- Requirement
Retype each record below word for word. Leave the pictures out.

- Dataset listings of figures
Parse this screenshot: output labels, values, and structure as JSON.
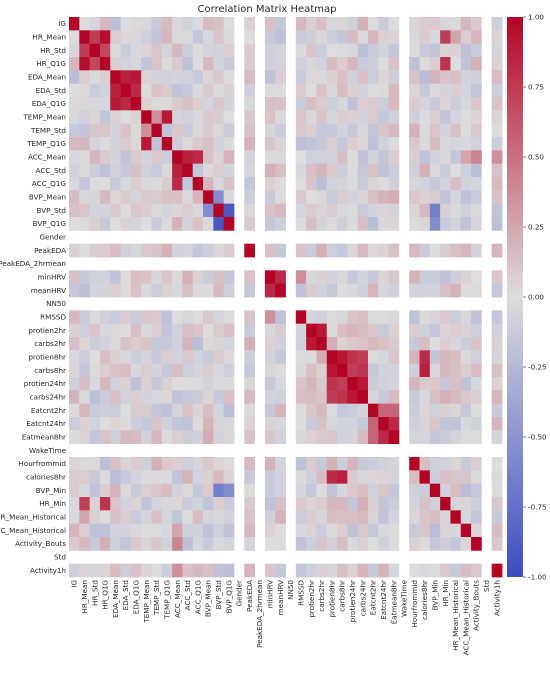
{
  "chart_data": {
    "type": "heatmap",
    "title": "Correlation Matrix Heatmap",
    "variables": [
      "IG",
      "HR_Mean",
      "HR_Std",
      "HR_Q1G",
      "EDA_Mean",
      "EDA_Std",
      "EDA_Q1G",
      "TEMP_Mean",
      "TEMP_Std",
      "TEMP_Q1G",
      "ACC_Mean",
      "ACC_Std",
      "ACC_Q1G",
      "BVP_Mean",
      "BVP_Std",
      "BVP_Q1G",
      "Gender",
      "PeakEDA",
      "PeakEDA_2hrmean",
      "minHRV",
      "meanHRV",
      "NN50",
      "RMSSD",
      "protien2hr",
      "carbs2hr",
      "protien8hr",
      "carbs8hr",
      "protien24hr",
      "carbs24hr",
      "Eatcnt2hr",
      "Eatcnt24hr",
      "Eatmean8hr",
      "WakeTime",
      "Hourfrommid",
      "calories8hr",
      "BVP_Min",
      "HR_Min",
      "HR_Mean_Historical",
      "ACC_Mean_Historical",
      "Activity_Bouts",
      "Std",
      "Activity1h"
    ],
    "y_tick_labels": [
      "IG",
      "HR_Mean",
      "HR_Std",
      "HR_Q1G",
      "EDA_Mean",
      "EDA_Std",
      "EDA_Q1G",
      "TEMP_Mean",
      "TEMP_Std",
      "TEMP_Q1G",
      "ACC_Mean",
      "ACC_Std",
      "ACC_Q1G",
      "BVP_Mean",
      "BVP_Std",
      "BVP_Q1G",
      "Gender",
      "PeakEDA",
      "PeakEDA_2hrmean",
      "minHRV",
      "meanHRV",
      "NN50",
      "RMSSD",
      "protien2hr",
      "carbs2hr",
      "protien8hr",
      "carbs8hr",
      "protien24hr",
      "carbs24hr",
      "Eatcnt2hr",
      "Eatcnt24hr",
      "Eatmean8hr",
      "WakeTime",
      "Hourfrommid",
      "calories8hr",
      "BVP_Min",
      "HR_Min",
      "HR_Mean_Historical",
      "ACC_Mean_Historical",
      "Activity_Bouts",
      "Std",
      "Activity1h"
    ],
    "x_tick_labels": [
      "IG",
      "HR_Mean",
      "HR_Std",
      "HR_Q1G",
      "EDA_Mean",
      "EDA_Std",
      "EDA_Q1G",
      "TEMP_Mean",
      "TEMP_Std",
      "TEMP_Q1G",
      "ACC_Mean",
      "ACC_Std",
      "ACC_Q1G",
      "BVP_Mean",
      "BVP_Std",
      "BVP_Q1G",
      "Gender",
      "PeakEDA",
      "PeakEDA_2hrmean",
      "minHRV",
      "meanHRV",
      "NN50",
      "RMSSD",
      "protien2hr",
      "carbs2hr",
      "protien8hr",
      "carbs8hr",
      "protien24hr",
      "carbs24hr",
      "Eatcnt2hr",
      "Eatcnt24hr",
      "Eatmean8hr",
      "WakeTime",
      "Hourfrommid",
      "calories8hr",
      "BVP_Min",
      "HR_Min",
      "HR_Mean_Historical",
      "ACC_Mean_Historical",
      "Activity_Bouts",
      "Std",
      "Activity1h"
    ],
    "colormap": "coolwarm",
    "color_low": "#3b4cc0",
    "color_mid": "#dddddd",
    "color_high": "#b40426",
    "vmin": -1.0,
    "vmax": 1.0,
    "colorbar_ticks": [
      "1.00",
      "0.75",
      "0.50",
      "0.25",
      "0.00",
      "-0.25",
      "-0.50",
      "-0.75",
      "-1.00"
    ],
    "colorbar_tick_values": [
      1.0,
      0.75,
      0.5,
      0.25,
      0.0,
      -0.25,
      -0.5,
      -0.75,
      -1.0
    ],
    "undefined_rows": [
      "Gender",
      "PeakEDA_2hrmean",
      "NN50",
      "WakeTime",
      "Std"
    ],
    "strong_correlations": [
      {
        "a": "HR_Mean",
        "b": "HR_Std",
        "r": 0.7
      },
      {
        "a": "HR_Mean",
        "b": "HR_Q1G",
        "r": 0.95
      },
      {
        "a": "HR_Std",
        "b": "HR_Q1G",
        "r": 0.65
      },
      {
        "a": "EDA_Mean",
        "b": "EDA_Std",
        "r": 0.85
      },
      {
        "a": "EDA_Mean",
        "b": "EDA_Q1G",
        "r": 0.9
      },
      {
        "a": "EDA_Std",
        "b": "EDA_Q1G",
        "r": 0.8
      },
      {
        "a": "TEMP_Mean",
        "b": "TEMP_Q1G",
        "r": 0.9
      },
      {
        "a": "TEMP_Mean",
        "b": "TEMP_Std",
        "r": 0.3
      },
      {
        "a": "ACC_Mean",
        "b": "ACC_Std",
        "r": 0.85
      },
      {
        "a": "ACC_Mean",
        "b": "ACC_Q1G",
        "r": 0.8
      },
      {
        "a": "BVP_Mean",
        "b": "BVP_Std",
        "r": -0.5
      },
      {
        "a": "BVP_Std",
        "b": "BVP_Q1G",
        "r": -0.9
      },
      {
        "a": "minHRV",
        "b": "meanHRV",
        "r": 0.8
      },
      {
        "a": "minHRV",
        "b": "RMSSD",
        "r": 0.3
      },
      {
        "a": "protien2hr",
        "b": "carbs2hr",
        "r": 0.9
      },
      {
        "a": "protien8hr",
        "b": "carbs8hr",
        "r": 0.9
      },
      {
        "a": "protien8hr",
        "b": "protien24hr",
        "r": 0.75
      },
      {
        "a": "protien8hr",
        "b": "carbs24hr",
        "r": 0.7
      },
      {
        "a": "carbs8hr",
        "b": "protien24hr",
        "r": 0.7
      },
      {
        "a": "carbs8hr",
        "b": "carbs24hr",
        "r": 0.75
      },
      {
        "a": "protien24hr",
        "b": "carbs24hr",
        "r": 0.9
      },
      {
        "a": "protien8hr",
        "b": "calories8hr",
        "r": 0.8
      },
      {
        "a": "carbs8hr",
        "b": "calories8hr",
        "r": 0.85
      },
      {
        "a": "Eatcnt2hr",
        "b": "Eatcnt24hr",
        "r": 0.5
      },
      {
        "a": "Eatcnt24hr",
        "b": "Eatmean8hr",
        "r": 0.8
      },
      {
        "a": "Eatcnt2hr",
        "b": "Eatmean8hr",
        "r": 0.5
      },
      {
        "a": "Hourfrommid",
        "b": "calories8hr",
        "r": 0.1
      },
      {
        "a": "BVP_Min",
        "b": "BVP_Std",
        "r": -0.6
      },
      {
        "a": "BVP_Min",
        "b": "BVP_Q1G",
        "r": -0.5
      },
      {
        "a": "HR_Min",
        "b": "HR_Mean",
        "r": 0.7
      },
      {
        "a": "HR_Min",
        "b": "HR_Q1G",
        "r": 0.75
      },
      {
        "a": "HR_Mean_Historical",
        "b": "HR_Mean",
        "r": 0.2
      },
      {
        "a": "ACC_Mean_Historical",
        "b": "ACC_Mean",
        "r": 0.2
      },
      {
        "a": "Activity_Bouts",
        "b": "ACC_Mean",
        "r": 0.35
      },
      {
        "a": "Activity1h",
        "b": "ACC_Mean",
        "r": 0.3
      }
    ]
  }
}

- Result
Parse this screenshot: output labels, values, and structure as JSON.
{
  "chart_data": {
    "type": "heatmap",
    "title": "Correlation Matrix Heatmap",
    "variables": [
      "IG",
      "HR_Mean",
      "HR_Std",
      "HR_Q1G",
      "EDA_Mean",
      "EDA_Std",
      "EDA_Q1G",
      "TEMP_Mean",
      "TEMP_Std",
      "TEMP_Q1G",
      "ACC_Mean",
      "ACC_Std",
      "ACC_Q1G",
      "BVP_Mean",
      "BVP_Std",
      "BVP_Q1G",
      "Gender",
      "PeakEDA",
      "PeakEDA_2hrmean",
      "minHRV",
      "meanHRV",
      "NN50",
      "RMSSD",
      "protien2hr",
      "carbs2hr",
      "protien8hr",
      "carbs8hr",
      "protien24hr",
      "carbs24hr",
      "Eatcnt2hr",
      "Eatcnt24hr",
      "Eatmean8hr",
      "WakeTime",
      "Hourfrommid",
      "calories8hr",
      "BVP_Min",
      "HR_Min",
      "HR_Mean_Historical",
      "ACC_Mean_Historical",
      "Activity_Bouts",
      "Std",
      "Activity1h"
    ],
    "y_tick_labels": [
      "IG",
      "HR_Mean",
      "HR_Std",
      "HR_Q1G",
      "EDA_Mean",
      "EDA_Std",
      "EDA_Q1G",
      "TEMP_Mean",
      "TEMP_Std",
      "TEMP_Q1G",
      "ACC_Mean",
      "ACC_Std",
      "ACC_Q1G",
      "BVP_Mean",
      "BVP_Std",
      "BVP_Q1G",
      "Gender",
      "PeakEDA",
      "PeakEDA_2hrmean",
      "minHRV",
      "meanHRV",
      "NN50",
      "RMSSD",
      "protien2hr",
      "carbs2hr",
      "protien8hr",
      "carbs8hr",
      "protien24hr",
      "carbs24hr",
      "Eatcnt2hr",
      "Eatcnt24hr",
      "Eatmean8hr",
      "WakeTime",
      "Hourfrommid",
      "calories8hr",
      "BVP_Min",
      "HR_Min",
      "HR_Mean_Historical",
      "ACC_Mean_Historical",
      "Activity_Bouts",
      "Std",
      "Activity1h"
    ],
    "x_tick_labels": [
      "IG",
      "HR_Mean",
      "HR_Std",
      "HR_Q1G",
      "EDA_Mean",
      "EDA_Std",
      "EDA_Q1G",
      "TEMP_Mean",
      "TEMP_Std",
      "TEMP_Q1G",
      "ACC_Mean",
      "ACC_Std",
      "ACC_Q1G",
      "BVP_Mean",
      "BVP_Std",
      "BVP_Q1G",
      "Gender",
      "PeakEDA",
      "PeakEDA_2hrmean",
      "minHRV",
      "meanHRV",
      "NN50",
      "RMSSD",
      "protien2hr",
      "carbs2hr",
      "protien8hr",
      "carbs8hr",
      "protien24hr",
      "carbs24hr",
      "Eatcnt2hr",
      "Eatcnt24hr",
      "Eatmean8hr",
      "WakeTime",
      "Hourfrommid",
      "calories8hr",
      "BVP_Min",
      "HR_Min",
      "HR_Mean_Historical",
      "ACC_Mean_Historical",
      "Activity_Bouts",
      "Std",
      "Activity1h"
    ],
    "colormap": "coolwarm",
    "color_low": "#3b4cc0",
    "color_mid": "#dddddd",
    "color_high": "#b40426",
    "vmin": -1.0,
    "vmax": 1.0,
    "colorbar_ticks": [
      "1.00",
      "0.75",
      "0.50",
      "0.25",
      "0.00",
      "-0.25",
      "-0.50",
      "-0.75",
      "-1.00"
    ],
    "colorbar_tick_values": [
      1.0,
      0.75,
      0.5,
      0.25,
      0.0,
      -0.25,
      -0.5,
      -0.75,
      -1.0
    ],
    "undefined_rows": [
      "Gender",
      "PeakEDA_2hrmean",
      "NN50",
      "WakeTime",
      "Std"
    ],
    "strong_correlations": [
      {
        "a": "HR_Mean",
        "b": "HR_Std",
        "r": 0.7
      },
      {
        "a": "HR_Mean",
        "b": "HR_Q1G",
        "r": 0.95
      },
      {
        "a": "HR_Std",
        "b": "HR_Q1G",
        "r": 0.65
      },
      {
        "a": "EDA_Mean",
        "b": "EDA_Std",
        "r": 0.85
      },
      {
        "a": "EDA_Mean",
        "b": "EDA_Q1G",
        "r": 0.9
      },
      {
        "a": "EDA_Std",
        "b": "EDA_Q1G",
        "r": 0.8
      },
      {
        "a": "TEMP_Mean",
        "b": "TEMP_Q1G",
        "r": 0.9
      },
      {
        "a": "TEMP_Mean",
        "b": "TEMP_Std",
        "r": 0.3
      },
      {
        "a": "ACC_Mean",
        "b": "ACC_Std",
        "r": 0.85
      },
      {
        "a": "ACC_Mean",
        "b": "ACC_Q1G",
        "r": 0.8
      },
      {
        "a": "BVP_Mean",
        "b": "BVP_Std",
        "r": -0.5
      },
      {
        "a": "BVP_Std",
        "b": "BVP_Q1G",
        "r": -0.9
      },
      {
        "a": "minHRV",
        "b": "meanHRV",
        "r": 0.8
      },
      {
        "a": "minHRV",
        "b": "RMSSD",
        "r": 0.3
      },
      {
        "a": "protien2hr",
        "b": "carbs2hr",
        "r": 0.9
      },
      {
        "a": "protien8hr",
        "b": "carbs8hr",
        "r": 0.9
      },
      {
        "a": "protien8hr",
        "b": "protien24hr",
        "r": 0.75
      },
      {
        "a": "protien8hr",
        "b": "carbs24hr",
        "r": 0.7
      },
      {
        "a": "carbs8hr",
        "b": "protien24hr",
        "r": 0.7
      },
      {
        "a": "carbs8hr",
        "b": "carbs24hr",
        "r": 0.75
      },
      {
        "a": "protien24hr",
        "b": "carbs24hr",
        "r": 0.9
      },
      {
        "a": "protien8hr",
        "b": "calories8hr",
        "r": 0.8
      },
      {
        "a": "carbs8hr",
        "b": "calories8hr",
        "r": 0.85
      },
      {
        "a": "Eatcnt2hr",
        "b": "Eatcnt24hr",
        "r": 0.5
      },
      {
        "a": "Eatcnt24hr",
        "b": "Eatmean8hr",
        "r": 0.8
      },
      {
        "a": "Eatcnt2hr",
        "b": "Eatmean8hr",
        "r": 0.5
      },
      {
        "a": "Hourfrommid",
        "b": "calories8hr",
        "r": 0.1
      },
      {
        "a": "BVP_Min",
        "b": "BVP_Std",
        "r": -0.6
      },
      {
        "a": "BVP_Min",
        "b": "BVP_Q1G",
        "r": -0.5
      },
      {
        "a": "HR_Min",
        "b": "HR_Mean",
        "r": 0.7
      },
      {
        "a": "HR_Min",
        "b": "HR_Q1G",
        "r": 0.75
      },
      {
        "a": "HR_Mean_Historical",
        "b": "HR_Mean",
        "r": 0.2
      },
      {
        "a": "ACC_Mean_Historical",
        "b": "ACC_Mean",
        "r": 0.2
      },
      {
        "a": "Activity_Bouts",
        "b": "ACC_Mean",
        "r": 0.35
      },
      {
        "a": "Activity1h",
        "b": "ACC_Mean",
        "r": 0.3
      }
    ]
  }
}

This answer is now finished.